▸ Supplied text
···

Member of the Oregon House of Representatives from the 22nd district
- In office January 9, 2023 – January 13, 2025
- Preceded by: Teresa Alonso Leon
- Succeeded by: Lesly Muñoz

Personal details
- Born: Gervais, Oregon, U.S.
- Party: Republican

= Tracy Cramer =

American politician

Tracy Cramer is an Oregon Republican politician. She served in the Oregon House of Representatives for District 22 from 2023 to 2025, representing parts of Marion county, including the cities of Woodburn, Gervais, Brooks, and Salem.

== Early life and career ==
Cramer was born and raised in Gervais, Oregon. She graduated from Gervais High School and worked as a dental assistant. She and her husband Jake have three children.

== Political career ==
In the 2022 Oregon House of Representatives election, Cramer defeated Democrat Anthony Medina.

In her first term in office, Cramer sponsored legislation in favor of school choice, to provide record funding for Oregon public schools, repeal Measure 110, and put tighter restrictions on the possession and use of fentynal. She also supported legislation aimed at addressing Oregon's housing shortage, including specific funding for housing for agricultural workers and victims of sexual and domestic violence.

···

▸ Problem details
Continue the article on Tracy Cramer from the point where it stops.

▸ Recorded data

···

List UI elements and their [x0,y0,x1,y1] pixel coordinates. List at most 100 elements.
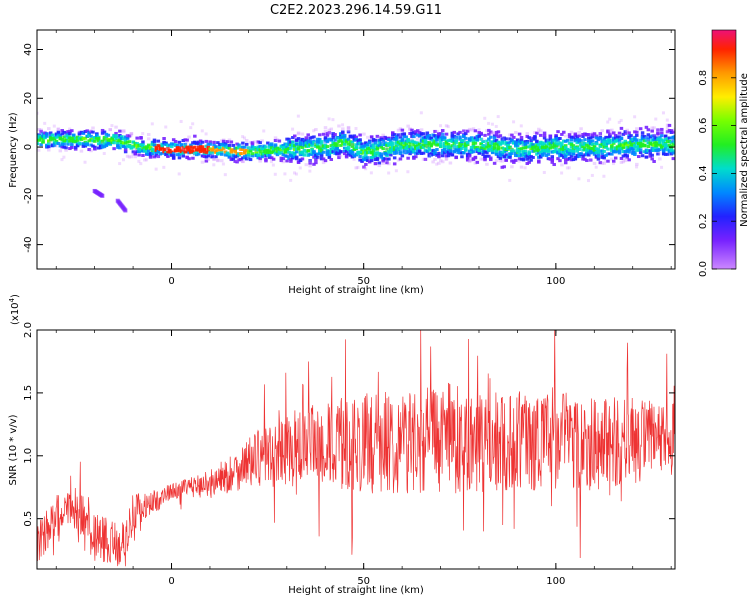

···

▸ Task answer
Cramer was a member of the House Education Committee, House Early Childhood and Human Services Committee, and the Education budget committee.

Cramer was vocally opposed to a move by the Oregon State Board of Education to suspend graduation standards in Oregon high schools for another four years, following the Legislature's suspension in 2021. She told the Oregon Capital Chronicle at the time: "I think the bigger issue here is that the board has continued to remove standards and has not come up with a game plan,” she said. “I think that’s why parents and Oregonians are kind of frustrated. Just because graduation rates are improving, it doesn’t mean proficiency is.”

Cramer has made her mark as one of the most anti-abortion members of the Oregon legislature. Staunchly pro-life, Cramer was a chief sponsor of HB 3420 and a regular sponsor of HB 2526 and HB 2424 in the 2023 legislative session.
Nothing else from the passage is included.